> Problem statement: Count every line of the listing where the string "structured" occurs, and reply with the count alone.

> Extracted entries:
==================================================

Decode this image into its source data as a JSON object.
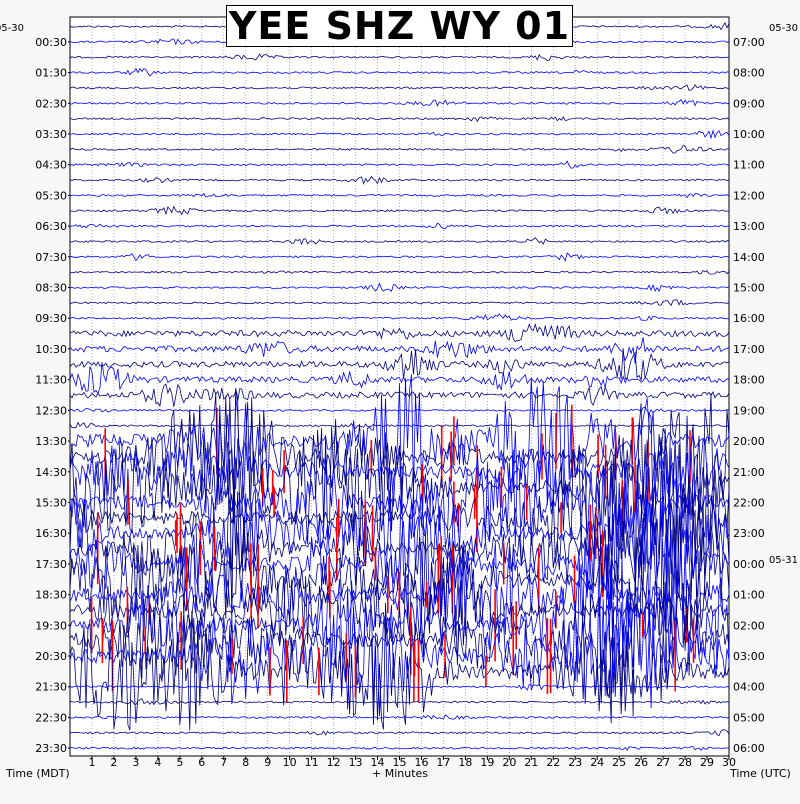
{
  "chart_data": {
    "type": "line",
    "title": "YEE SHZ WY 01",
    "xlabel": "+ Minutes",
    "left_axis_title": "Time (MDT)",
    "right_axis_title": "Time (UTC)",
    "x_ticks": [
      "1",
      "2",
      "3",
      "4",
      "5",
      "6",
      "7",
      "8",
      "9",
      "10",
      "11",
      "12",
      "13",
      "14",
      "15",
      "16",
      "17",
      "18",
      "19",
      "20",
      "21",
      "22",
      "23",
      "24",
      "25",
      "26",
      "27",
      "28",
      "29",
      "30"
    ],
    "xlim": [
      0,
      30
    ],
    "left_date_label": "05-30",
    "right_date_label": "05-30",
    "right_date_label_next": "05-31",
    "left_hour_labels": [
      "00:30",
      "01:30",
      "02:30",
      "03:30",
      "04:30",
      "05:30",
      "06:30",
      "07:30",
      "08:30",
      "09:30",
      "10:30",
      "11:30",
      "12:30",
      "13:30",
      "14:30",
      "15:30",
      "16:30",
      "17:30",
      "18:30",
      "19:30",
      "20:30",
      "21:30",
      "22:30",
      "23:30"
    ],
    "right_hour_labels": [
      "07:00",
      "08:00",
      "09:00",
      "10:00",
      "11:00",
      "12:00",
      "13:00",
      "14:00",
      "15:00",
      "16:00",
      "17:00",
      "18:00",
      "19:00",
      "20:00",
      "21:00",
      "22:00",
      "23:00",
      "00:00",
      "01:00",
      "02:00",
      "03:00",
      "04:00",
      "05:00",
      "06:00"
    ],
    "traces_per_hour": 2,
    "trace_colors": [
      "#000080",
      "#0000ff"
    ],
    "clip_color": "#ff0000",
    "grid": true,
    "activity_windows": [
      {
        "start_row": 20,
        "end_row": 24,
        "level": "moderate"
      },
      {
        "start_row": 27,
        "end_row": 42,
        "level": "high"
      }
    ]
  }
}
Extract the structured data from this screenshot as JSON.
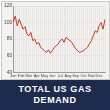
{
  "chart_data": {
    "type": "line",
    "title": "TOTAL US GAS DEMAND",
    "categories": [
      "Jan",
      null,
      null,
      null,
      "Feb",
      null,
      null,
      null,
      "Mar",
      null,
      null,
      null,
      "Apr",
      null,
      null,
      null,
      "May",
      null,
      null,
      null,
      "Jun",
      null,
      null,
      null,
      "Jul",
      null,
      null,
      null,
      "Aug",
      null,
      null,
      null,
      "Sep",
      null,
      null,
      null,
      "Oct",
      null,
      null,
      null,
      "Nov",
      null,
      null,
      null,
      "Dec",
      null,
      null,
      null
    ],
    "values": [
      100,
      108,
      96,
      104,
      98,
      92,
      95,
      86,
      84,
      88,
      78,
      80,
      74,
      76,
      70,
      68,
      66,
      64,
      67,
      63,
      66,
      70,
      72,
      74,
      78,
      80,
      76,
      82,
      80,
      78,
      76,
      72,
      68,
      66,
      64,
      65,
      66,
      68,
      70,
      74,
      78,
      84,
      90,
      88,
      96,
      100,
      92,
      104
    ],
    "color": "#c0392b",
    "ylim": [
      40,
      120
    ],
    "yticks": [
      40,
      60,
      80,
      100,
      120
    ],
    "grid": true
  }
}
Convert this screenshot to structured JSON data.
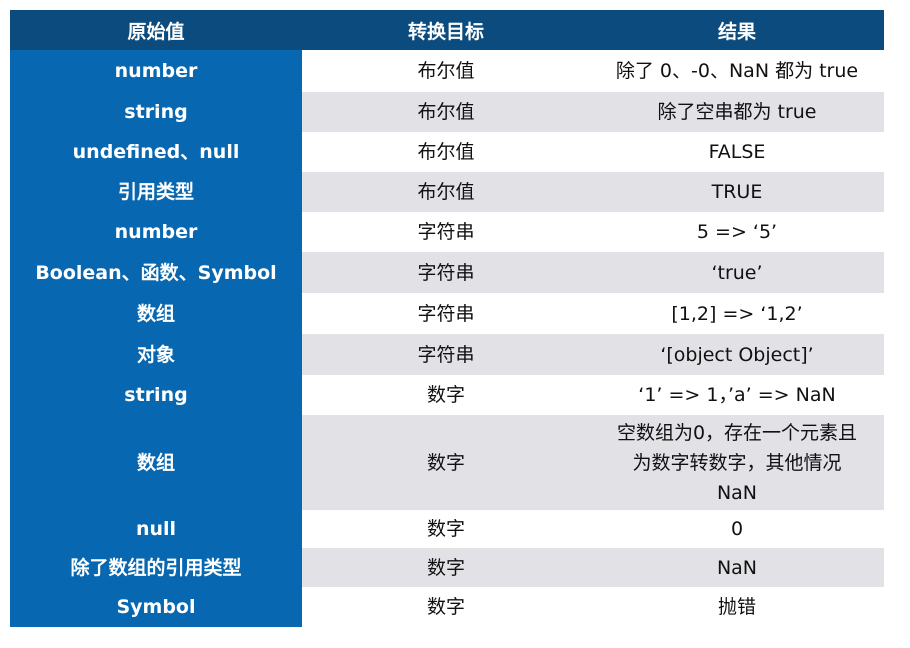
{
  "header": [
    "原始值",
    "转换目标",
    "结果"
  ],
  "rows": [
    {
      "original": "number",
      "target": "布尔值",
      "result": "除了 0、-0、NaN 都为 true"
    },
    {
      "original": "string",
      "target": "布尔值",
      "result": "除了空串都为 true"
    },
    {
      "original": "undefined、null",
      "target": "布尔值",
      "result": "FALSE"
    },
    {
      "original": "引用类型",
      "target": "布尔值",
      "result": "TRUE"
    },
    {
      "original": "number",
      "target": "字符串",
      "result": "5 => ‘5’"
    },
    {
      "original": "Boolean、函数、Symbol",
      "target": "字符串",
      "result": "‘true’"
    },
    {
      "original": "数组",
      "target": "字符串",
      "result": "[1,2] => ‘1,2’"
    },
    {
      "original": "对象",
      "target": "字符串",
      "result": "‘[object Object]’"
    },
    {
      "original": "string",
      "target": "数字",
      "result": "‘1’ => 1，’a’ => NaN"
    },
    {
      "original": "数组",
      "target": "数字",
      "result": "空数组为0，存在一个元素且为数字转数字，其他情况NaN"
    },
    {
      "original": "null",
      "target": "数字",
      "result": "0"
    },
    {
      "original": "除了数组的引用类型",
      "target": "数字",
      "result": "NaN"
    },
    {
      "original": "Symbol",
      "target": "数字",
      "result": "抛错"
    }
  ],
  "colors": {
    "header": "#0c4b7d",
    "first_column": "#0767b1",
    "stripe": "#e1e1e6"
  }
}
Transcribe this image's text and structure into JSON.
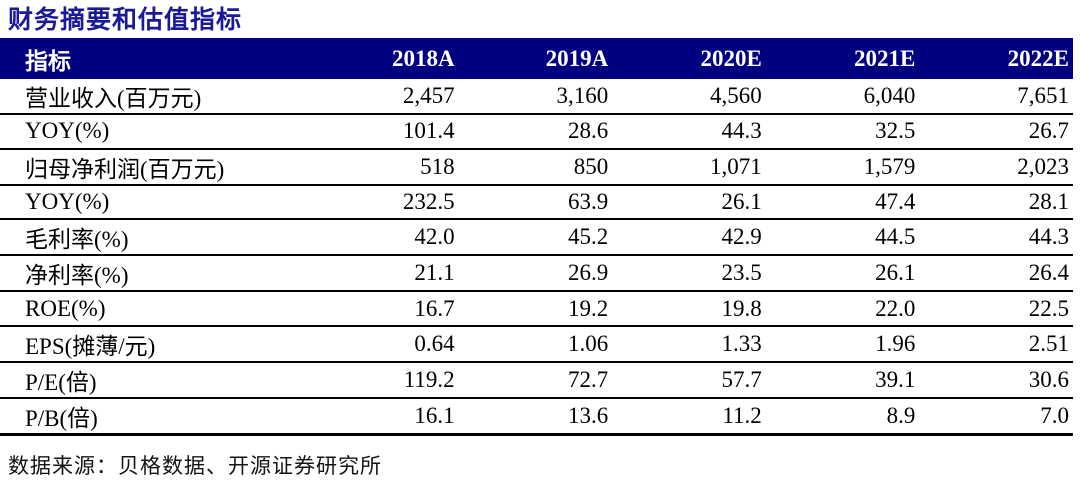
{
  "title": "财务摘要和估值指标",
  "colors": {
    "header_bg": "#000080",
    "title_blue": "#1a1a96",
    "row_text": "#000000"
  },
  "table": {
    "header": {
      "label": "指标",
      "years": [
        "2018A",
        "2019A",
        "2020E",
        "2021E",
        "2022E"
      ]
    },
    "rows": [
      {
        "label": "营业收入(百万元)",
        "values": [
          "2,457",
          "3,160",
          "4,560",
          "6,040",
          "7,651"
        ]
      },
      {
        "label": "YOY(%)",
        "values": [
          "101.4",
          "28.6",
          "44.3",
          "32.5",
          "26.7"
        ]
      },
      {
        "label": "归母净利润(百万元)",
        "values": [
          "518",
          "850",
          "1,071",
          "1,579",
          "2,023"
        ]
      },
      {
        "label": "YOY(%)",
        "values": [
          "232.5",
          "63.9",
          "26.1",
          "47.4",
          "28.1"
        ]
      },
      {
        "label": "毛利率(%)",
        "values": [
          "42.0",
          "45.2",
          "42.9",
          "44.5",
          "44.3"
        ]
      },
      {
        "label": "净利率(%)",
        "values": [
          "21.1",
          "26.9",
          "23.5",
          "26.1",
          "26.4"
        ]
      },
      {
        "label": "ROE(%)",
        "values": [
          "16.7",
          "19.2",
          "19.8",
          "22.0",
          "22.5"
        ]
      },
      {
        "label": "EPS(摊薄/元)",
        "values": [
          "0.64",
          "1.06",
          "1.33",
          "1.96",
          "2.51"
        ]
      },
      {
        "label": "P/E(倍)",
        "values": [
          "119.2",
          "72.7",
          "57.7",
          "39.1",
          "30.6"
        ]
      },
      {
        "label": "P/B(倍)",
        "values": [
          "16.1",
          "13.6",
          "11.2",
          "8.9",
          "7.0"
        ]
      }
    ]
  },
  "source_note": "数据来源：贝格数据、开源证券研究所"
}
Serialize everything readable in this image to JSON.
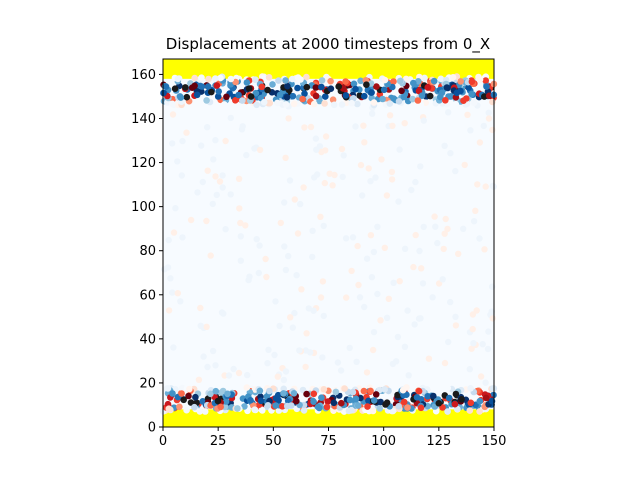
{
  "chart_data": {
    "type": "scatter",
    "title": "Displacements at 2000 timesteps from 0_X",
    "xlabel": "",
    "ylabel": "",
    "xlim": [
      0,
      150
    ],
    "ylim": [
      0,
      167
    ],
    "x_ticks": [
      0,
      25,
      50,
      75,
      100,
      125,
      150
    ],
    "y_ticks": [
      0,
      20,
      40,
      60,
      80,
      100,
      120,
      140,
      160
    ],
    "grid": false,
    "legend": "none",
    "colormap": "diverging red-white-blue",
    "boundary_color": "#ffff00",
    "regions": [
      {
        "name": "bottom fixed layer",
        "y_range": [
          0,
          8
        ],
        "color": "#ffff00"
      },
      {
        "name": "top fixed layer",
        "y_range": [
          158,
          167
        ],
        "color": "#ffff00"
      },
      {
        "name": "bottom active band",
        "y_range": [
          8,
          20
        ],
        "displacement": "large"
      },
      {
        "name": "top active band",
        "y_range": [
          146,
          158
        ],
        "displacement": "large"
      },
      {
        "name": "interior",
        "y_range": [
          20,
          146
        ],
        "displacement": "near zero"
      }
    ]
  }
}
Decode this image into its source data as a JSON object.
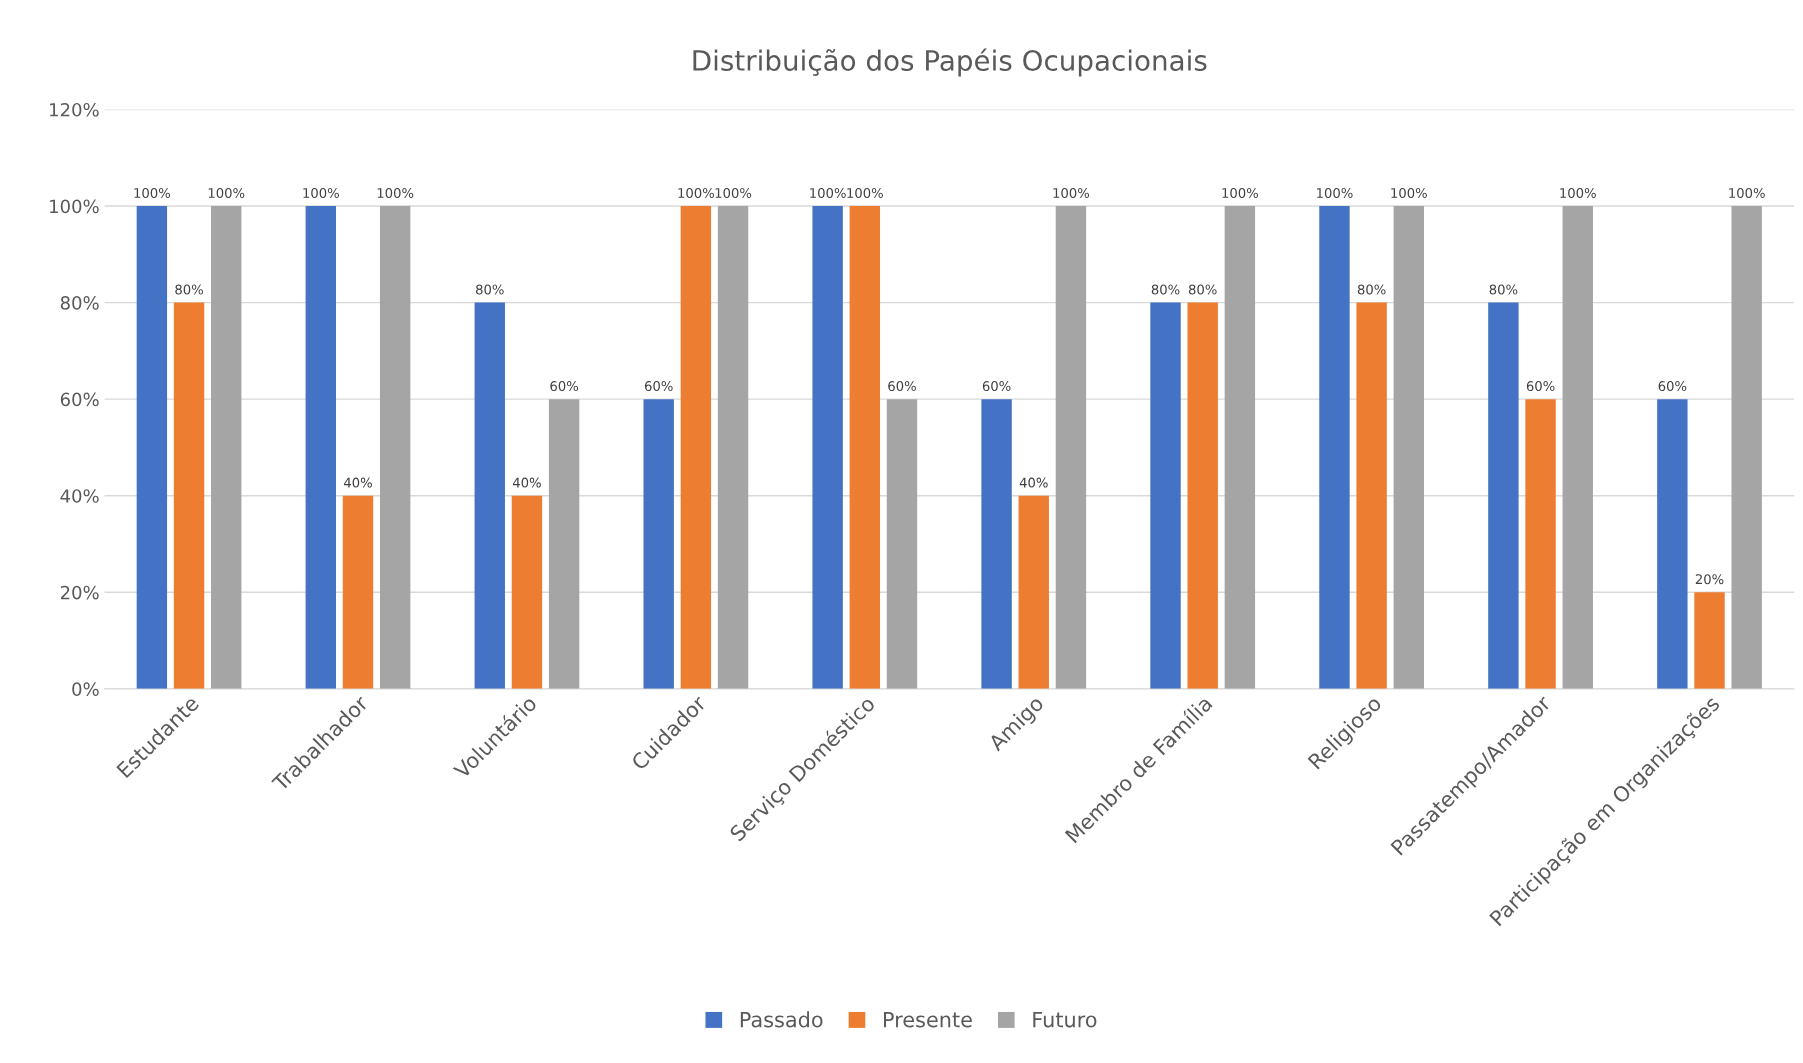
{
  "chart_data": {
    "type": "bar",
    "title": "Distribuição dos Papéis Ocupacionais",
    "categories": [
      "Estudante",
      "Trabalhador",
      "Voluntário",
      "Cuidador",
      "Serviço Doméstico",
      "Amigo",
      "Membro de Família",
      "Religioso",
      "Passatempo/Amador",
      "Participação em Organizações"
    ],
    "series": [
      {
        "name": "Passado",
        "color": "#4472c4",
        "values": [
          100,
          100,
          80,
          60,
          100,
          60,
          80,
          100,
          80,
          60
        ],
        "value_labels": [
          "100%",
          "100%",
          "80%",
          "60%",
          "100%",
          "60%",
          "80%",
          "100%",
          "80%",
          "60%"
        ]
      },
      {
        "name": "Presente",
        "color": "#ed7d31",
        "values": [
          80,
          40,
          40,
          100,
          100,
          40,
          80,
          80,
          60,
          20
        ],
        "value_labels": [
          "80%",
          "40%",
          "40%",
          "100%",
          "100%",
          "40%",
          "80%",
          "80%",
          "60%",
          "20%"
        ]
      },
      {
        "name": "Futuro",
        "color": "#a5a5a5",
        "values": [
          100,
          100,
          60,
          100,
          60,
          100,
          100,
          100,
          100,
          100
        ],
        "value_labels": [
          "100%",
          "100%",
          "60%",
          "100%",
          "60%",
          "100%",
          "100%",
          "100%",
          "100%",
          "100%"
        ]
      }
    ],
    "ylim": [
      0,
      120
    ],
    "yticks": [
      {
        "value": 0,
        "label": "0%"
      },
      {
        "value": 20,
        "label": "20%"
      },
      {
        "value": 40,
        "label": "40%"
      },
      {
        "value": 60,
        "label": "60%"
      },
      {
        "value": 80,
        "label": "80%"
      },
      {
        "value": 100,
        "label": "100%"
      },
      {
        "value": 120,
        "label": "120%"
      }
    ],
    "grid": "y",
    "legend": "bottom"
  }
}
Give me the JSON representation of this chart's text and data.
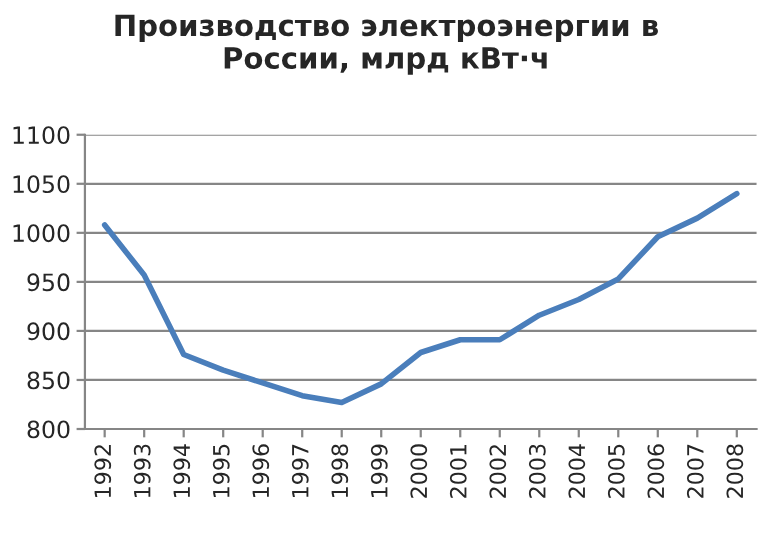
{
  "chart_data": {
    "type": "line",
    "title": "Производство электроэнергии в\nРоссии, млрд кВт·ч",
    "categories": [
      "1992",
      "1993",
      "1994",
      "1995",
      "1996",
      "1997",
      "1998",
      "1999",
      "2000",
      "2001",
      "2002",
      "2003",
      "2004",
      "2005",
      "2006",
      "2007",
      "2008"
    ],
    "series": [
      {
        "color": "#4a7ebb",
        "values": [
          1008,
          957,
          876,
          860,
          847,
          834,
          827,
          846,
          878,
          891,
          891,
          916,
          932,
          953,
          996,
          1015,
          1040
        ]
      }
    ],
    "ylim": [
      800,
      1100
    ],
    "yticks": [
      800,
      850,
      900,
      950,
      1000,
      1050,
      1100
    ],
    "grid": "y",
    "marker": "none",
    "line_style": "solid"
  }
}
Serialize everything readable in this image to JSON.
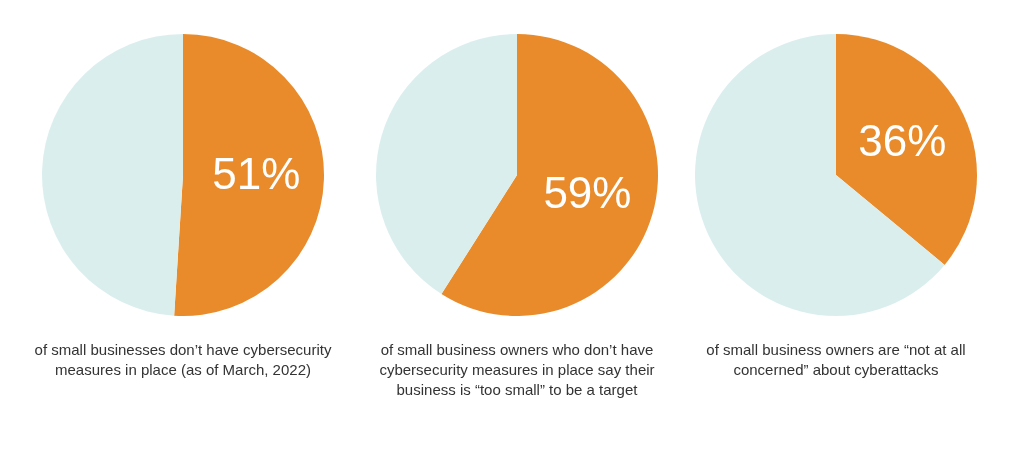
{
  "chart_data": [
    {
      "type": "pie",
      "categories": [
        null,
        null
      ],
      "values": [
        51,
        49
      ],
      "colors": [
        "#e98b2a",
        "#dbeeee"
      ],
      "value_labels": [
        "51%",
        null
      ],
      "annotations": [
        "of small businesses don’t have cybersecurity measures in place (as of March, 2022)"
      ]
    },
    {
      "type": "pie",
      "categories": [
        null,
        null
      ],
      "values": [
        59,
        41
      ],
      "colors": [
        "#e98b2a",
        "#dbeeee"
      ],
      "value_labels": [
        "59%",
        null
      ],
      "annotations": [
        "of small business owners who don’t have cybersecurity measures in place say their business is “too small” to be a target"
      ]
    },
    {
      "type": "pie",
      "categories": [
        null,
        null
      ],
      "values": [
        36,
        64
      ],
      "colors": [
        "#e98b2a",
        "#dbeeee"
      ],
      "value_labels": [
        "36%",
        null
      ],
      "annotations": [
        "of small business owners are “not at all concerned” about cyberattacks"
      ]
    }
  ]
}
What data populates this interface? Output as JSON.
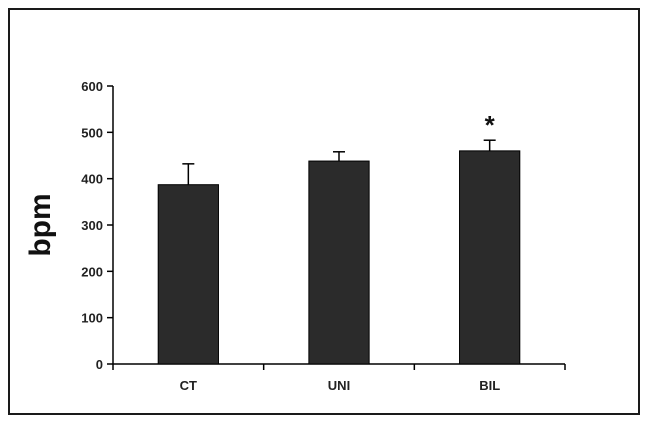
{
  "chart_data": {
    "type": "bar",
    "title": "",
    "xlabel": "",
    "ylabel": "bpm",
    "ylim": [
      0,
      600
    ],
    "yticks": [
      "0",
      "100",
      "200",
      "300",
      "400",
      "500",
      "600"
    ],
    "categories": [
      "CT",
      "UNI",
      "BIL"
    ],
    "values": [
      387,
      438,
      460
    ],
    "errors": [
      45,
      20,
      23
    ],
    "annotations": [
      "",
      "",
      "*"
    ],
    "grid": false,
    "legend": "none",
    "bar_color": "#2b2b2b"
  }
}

==================================================

> Task response: 2